[Stored rows]
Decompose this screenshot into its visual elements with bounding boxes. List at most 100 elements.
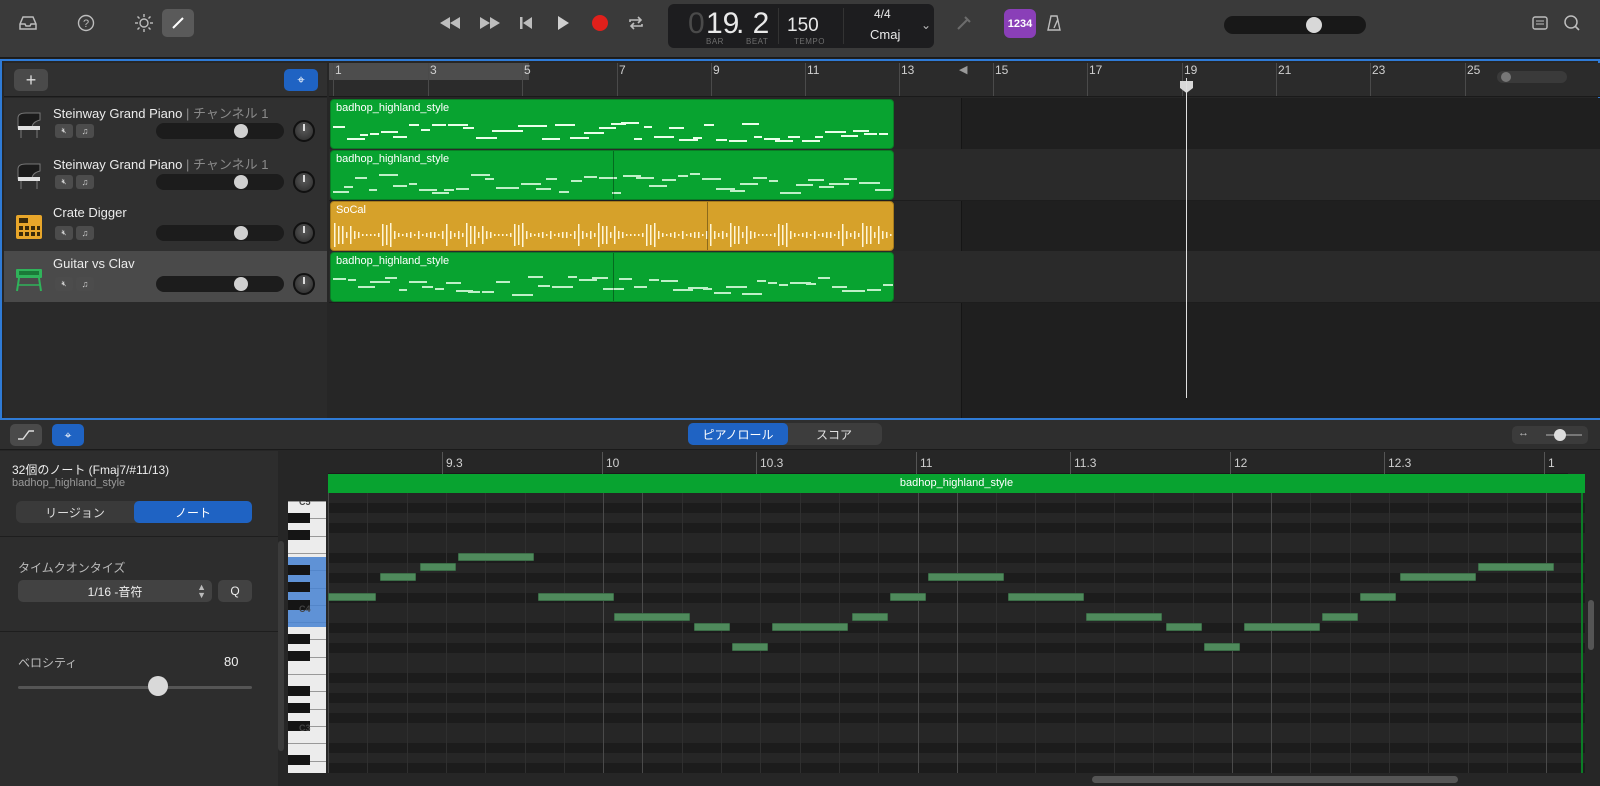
timeline-ruler[interactable]: 1 3 5 7 9 11 13 15 17 19 21 23 25 ◀ — [329, 63, 1600, 97]
track-zoom-knob[interactable] — [1501, 72, 1511, 82]
help-icon[interactable]: ? — [70, 9, 102, 37]
mute-button[interactable]: 🔇︎ — [55, 277, 73, 291]
piano-keyboard[interactable]: C5 C4 C3 — [288, 501, 326, 773]
velocity-knob[interactable] — [148, 676, 168, 696]
quantize-select[interactable]: 1/16 -音符 ▲ ▼ — [18, 580, 212, 602]
add-track-button[interactable]: + — [14, 69, 48, 91]
midi-note[interactable] — [380, 573, 416, 581]
track-pan-knob[interactable] — [293, 222, 315, 244]
piano-roll-region-bar[interactable]: badhop_highland_style — [328, 474, 1585, 493]
midi-note[interactable] — [420, 563, 456, 571]
pencil-icon[interactable] — [162, 9, 194, 37]
midi-note[interactable] — [1400, 573, 1476, 581]
chevron-down-icon[interactable]: ⌄ — [921, 18, 931, 32]
library-icon[interactable] — [12, 9, 44, 37]
search-icon[interactable] — [1556, 9, 1588, 37]
track-volume-slider[interactable] — [156, 276, 284, 292]
track-volume-slider[interactable] — [156, 123, 284, 139]
track-pan-knob[interactable] — [293, 171, 315, 193]
track-region[interactable]: badhop_highland_style — [330, 99, 894, 149]
track-header[interactable]: Crate Digger 🔇︎ ♫ — [4, 200, 327, 252]
track-volume-knob[interactable] — [234, 277, 248, 291]
track-region[interactable]: badhop_highland_style — [330, 150, 894, 200]
midi-note[interactable] — [732, 643, 768, 651]
track-volume-knob[interactable] — [234, 175, 248, 189]
midi-note[interactable] — [458, 553, 534, 561]
tab-score[interactable]: スコア — [788, 423, 880, 445]
solo-button[interactable]: ♫ — [76, 277, 94, 291]
black-key[interactable] — [288, 582, 310, 592]
midi-note[interactable] — [852, 613, 888, 621]
tracks-timeline[interactable]: badhop_highland_style badhop_highland_sty… — [329, 98, 1600, 418]
track-header[interactable]: Guitar vs Clav 🔇︎ ♫ — [4, 251, 327, 303]
mute-button[interactable]: 🔇︎ — [55, 226, 73, 240]
fast-forward-icon[interactable] — [474, 9, 506, 37]
black-key[interactable] — [288, 530, 310, 540]
cycle-icon[interactable] — [620, 9, 652, 37]
midi-note[interactable] — [614, 613, 690, 621]
horizontal-scrollbar[interactable] — [1092, 776, 1458, 783]
midi-note[interactable] — [928, 573, 1004, 581]
track-header[interactable]: Steinway Grand Piano | チャンネル 1 🔇︎ ♫ — [4, 149, 327, 201]
track-pan-knob[interactable] — [293, 273, 315, 295]
track-volume-knob[interactable] — [234, 226, 248, 240]
zoom-knob[interactable] — [1554, 429, 1566, 441]
automation-button[interactable] — [10, 424, 42, 446]
master-volume-knob[interactable] — [1306, 17, 1322, 33]
snap-button[interactable]: ⌖ — [284, 69, 318, 91]
mute-button[interactable]: 🔇︎ — [55, 124, 73, 138]
lcd-display[interactable]: 0 19 . 2 BAR BEAT 150 TEMPO 4/4 Cmaj ⌄ — [668, 4, 934, 48]
midi-note[interactable] — [772, 623, 848, 631]
midi-note[interactable] — [1086, 613, 1162, 621]
mute-button[interactable]: 🔇︎ — [55, 175, 73, 189]
velocity-slider[interactable] — [18, 686, 252, 689]
solo-button[interactable]: ♫ — [76, 124, 94, 138]
tab-note[interactable]: ノート — [134, 501, 252, 523]
notepad-icon[interactable] — [1524, 9, 1556, 37]
track-pan-knob[interactable] — [293, 120, 315, 142]
black-key[interactable] — [288, 634, 310, 644]
inspector-scrollbar[interactable] — [278, 541, 284, 751]
brightness-icon[interactable] — [128, 9, 160, 37]
solo-button[interactable]: ♫ — [76, 226, 94, 240]
piano-roll-ruler[interactable]: 9.3 10 10.3 11 11.3 12 12.3 1 — [328, 452, 1568, 474]
midi-note[interactable] — [1166, 623, 1202, 631]
black-key[interactable] — [288, 513, 310, 523]
track-header[interactable]: Steinway Grand Piano | チャンネル 1 🔇︎ ♫ — [4, 98, 327, 150]
record-icon[interactable] — [584, 9, 616, 37]
skip-back-icon[interactable] — [510, 9, 542, 37]
track-region[interactable]: badhop_highland_style — [330, 252, 894, 302]
midi-note[interactable] — [1204, 643, 1240, 651]
track-region[interactable]: SoCal — [330, 201, 894, 251]
black-key[interactable] — [288, 755, 310, 765]
snap-icon[interactable]: ⌖ — [52, 424, 84, 446]
midi-note[interactable] — [694, 623, 730, 631]
midi-note[interactable] — [1360, 593, 1396, 601]
black-key[interactable] — [288, 651, 310, 661]
metronome-icon[interactable] — [1038, 9, 1070, 37]
midi-note[interactable] — [538, 593, 614, 601]
black-key[interactable] — [288, 686, 310, 696]
track-volume-slider[interactable] — [156, 174, 284, 190]
midi-note[interactable] — [890, 593, 926, 601]
horizontal-zoom-slider[interactable]: ↔ — [1512, 426, 1588, 444]
play-icon[interactable] — [547, 9, 579, 37]
black-key[interactable] — [288, 703, 310, 713]
track-volume-knob[interactable] — [234, 124, 248, 138]
vertical-scrollbar[interactable] — [1588, 600, 1594, 650]
track-zoom-slider[interactable] — [1497, 71, 1567, 83]
cycle-region[interactable] — [329, 63, 529, 80]
midi-note[interactable] — [1322, 613, 1358, 621]
piano-roll-grid[interactable] — [328, 493, 1585, 773]
tab-piano-roll[interactable]: ピアノロール — [688, 423, 788, 445]
master-volume-slider[interactable] — [1224, 16, 1366, 34]
midi-note[interactable] — [1244, 623, 1320, 631]
tuner-icon[interactable] — [948, 9, 980, 37]
track-volume-slider[interactable] — [156, 225, 284, 241]
rewind-icon[interactable] — [434, 9, 466, 37]
quantize-button[interactable]: Q — [218, 580, 252, 602]
midi-note[interactable] — [1008, 593, 1084, 601]
project-end-marker-icon[interactable]: ◀ — [959, 63, 967, 76]
midi-note[interactable] — [1478, 563, 1554, 571]
count-in-button[interactable]: 1234 — [1004, 9, 1036, 38]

**Task requirements:**
Reproduce every one of the rows above word for word, omitting the pictures.

**Complete answer:**
Decompose this screenshot into its visual elements with bounding boxes. List at most 100 elements.
timeline-ruler[interactable]: 1 3 5 7 9 11 13 15 17 19 21 23 25 ◀ — [329, 63, 1600, 97]
track-zoom-knob[interactable] — [1501, 72, 1511, 82]
help-icon[interactable]: ? — [70, 9, 102, 37]
mute-button[interactable]: 🔇︎ — [55, 277, 73, 291]
piano-keyboard[interactable]: C5 C4 C3 — [288, 501, 326, 773]
velocity-knob[interactable] — [148, 676, 168, 696]
quantize-select[interactable]: 1/16 -音符 ▲ ▼ — [18, 580, 212, 602]
add-track-button[interactable]: + — [14, 69, 48, 91]
midi-note[interactable] — [380, 573, 416, 581]
track-pan-knob[interactable] — [293, 222, 315, 244]
piano-roll-region-bar[interactable]: badhop_highland_style — [328, 474, 1585, 493]
midi-note[interactable] — [420, 563, 456, 571]
pencil-icon[interactable] — [162, 9, 194, 37]
midi-note[interactable] — [1400, 573, 1476, 581]
chevron-down-icon[interactable]: ⌄ — [921, 18, 931, 32]
library-icon[interactable] — [12, 9, 44, 37]
search-icon[interactable] — [1556, 9, 1588, 37]
track-volume-slider[interactable] — [156, 276, 284, 292]
track-volume-slider[interactable] — [156, 123, 284, 139]
track-pan-knob[interactable] — [293, 171, 315, 193]
track-region[interactable]: badhop_highland_style — [330, 99, 894, 149]
track-header[interactable]: Crate Digger 🔇︎ ♫ — [4, 200, 327, 252]
track-volume-knob[interactable] — [234, 277, 248, 291]
track-region[interactable]: badhop_highland_style — [330, 150, 894, 200]
midi-note[interactable] — [732, 643, 768, 651]
track-volume-knob[interactable] — [234, 175, 248, 189]
midi-note[interactable] — [458, 553, 534, 561]
tab-score[interactable]: スコア — [788, 423, 880, 445]
solo-button[interactable]: ♫ — [76, 277, 94, 291]
black-key[interactable] — [288, 582, 310, 592]
midi-note[interactable] — [852, 613, 888, 621]
tracks-timeline[interactable]: badhop_highland_style badhop_highland_sty… — [329, 98, 1600, 418]
track-header[interactable]: Guitar vs Clav 🔇︎ ♫ — [4, 251, 327, 303]
mute-button[interactable]: 🔇︎ — [55, 226, 73, 240]
fast-forward-icon[interactable] — [474, 9, 506, 37]
black-key[interactable] — [288, 530, 310, 540]
cycle-icon[interactable] — [620, 9, 652, 37]
midi-note[interactable] — [614, 613, 690, 621]
horizontal-scrollbar[interactable] — [1092, 776, 1458, 783]
midi-note[interactable] — [928, 573, 1004, 581]
track-header[interactable]: Steinway Grand Piano | チャンネル 1 🔇︎ ♫ — [4, 149, 327, 201]
track-pan-knob[interactable] — [293, 273, 315, 295]
track-volume-knob[interactable] — [234, 226, 248, 240]
zoom-knob[interactable] — [1554, 429, 1566, 441]
automation-button[interactable] — [10, 424, 42, 446]
master-volume-knob[interactable] — [1306, 17, 1322, 33]
snap-button[interactable]: ⌖ — [284, 69, 318, 91]
mute-button[interactable]: 🔇︎ — [55, 124, 73, 138]
lcd-display[interactable]: 0 19 . 2 BAR BEAT 150 TEMPO 4/4 Cmaj ⌄ — [668, 4, 934, 48]
midi-note[interactable] — [772, 623, 848, 631]
midi-note[interactable] — [1086, 613, 1162, 621]
mute-button[interactable]: 🔇︎ — [55, 175, 73, 189]
velocity-slider[interactable] — [18, 686, 252, 689]
solo-button[interactable]: ♫ — [76, 124, 94, 138]
tab-note[interactable]: ノート — [134, 501, 252, 523]
notepad-icon[interactable] — [1524, 9, 1556, 37]
track-pan-knob[interactable] — [293, 120, 315, 142]
black-key[interactable] — [288, 634, 310, 644]
inspector-scrollbar[interactable] — [278, 541, 284, 751]
brightness-icon[interactable] — [128, 9, 160, 37]
solo-button[interactable]: ♫ — [76, 226, 94, 240]
piano-roll-ruler[interactable]: 9.3 10 10.3 11 11.3 12 12.3 1 — [328, 452, 1568, 474]
midi-note[interactable] — [1166, 623, 1202, 631]
black-key[interactable] — [288, 513, 310, 523]
track-header[interactable]: Steinway Grand Piano | チャンネル 1 🔇︎ ♫ — [4, 98, 327, 150]
record-icon[interactable] — [584, 9, 616, 37]
skip-back-icon[interactable] — [510, 9, 542, 37]
track-region[interactable]: badhop_highland_style — [330, 252, 894, 302]
midi-note[interactable] — [1204, 643, 1240, 651]
track-region[interactable]: SoCal — [330, 201, 894, 251]
black-key[interactable] — [288, 755, 310, 765]
snap-icon[interactable]: ⌖ — [52, 424, 84, 446]
midi-note[interactable] — [694, 623, 730, 631]
midi-note[interactable] — [1360, 593, 1396, 601]
black-key[interactable] — [288, 651, 310, 661]
metronome-icon[interactable] — [1038, 9, 1070, 37]
midi-note[interactable] — [538, 593, 614, 601]
black-key[interactable] — [288, 686, 310, 696]
track-volume-slider[interactable] — [156, 174, 284, 190]
midi-note[interactable] — [890, 593, 926, 601]
horizontal-zoom-slider[interactable]: ↔ — [1512, 426, 1588, 444]
play-icon[interactable] — [547, 9, 579, 37]
black-key[interactable] — [288, 703, 310, 713]
track-volume-knob[interactable] — [234, 124, 248, 138]
vertical-scrollbar[interactable] — [1588, 600, 1594, 650]
track-zoom-slider[interactable] — [1497, 71, 1567, 83]
cycle-region[interactable] — [329, 63, 529, 80]
midi-note[interactable] — [1322, 613, 1358, 621]
piano-roll-grid[interactable] — [328, 493, 1585, 773]
tab-piano-roll[interactable]: ピアノロール — [688, 423, 788, 445]
master-volume-slider[interactable] — [1224, 16, 1366, 34]
midi-note[interactable] — [1244, 623, 1320, 631]
tuner-icon[interactable] — [948, 9, 980, 37]
track-volume-slider[interactable] — [156, 225, 284, 241]
rewind-icon[interactable] — [434, 9, 466, 37]
quantize-button[interactable]: Q — [218, 580, 252, 602]
midi-note[interactable] — [1008, 593, 1084, 601]
project-end-marker-icon[interactable]: ◀ — [959, 63, 967, 76]
midi-note[interactable] — [1478, 563, 1554, 571]
count-in-button[interactable]: 1234 — [1004, 9, 1036, 38]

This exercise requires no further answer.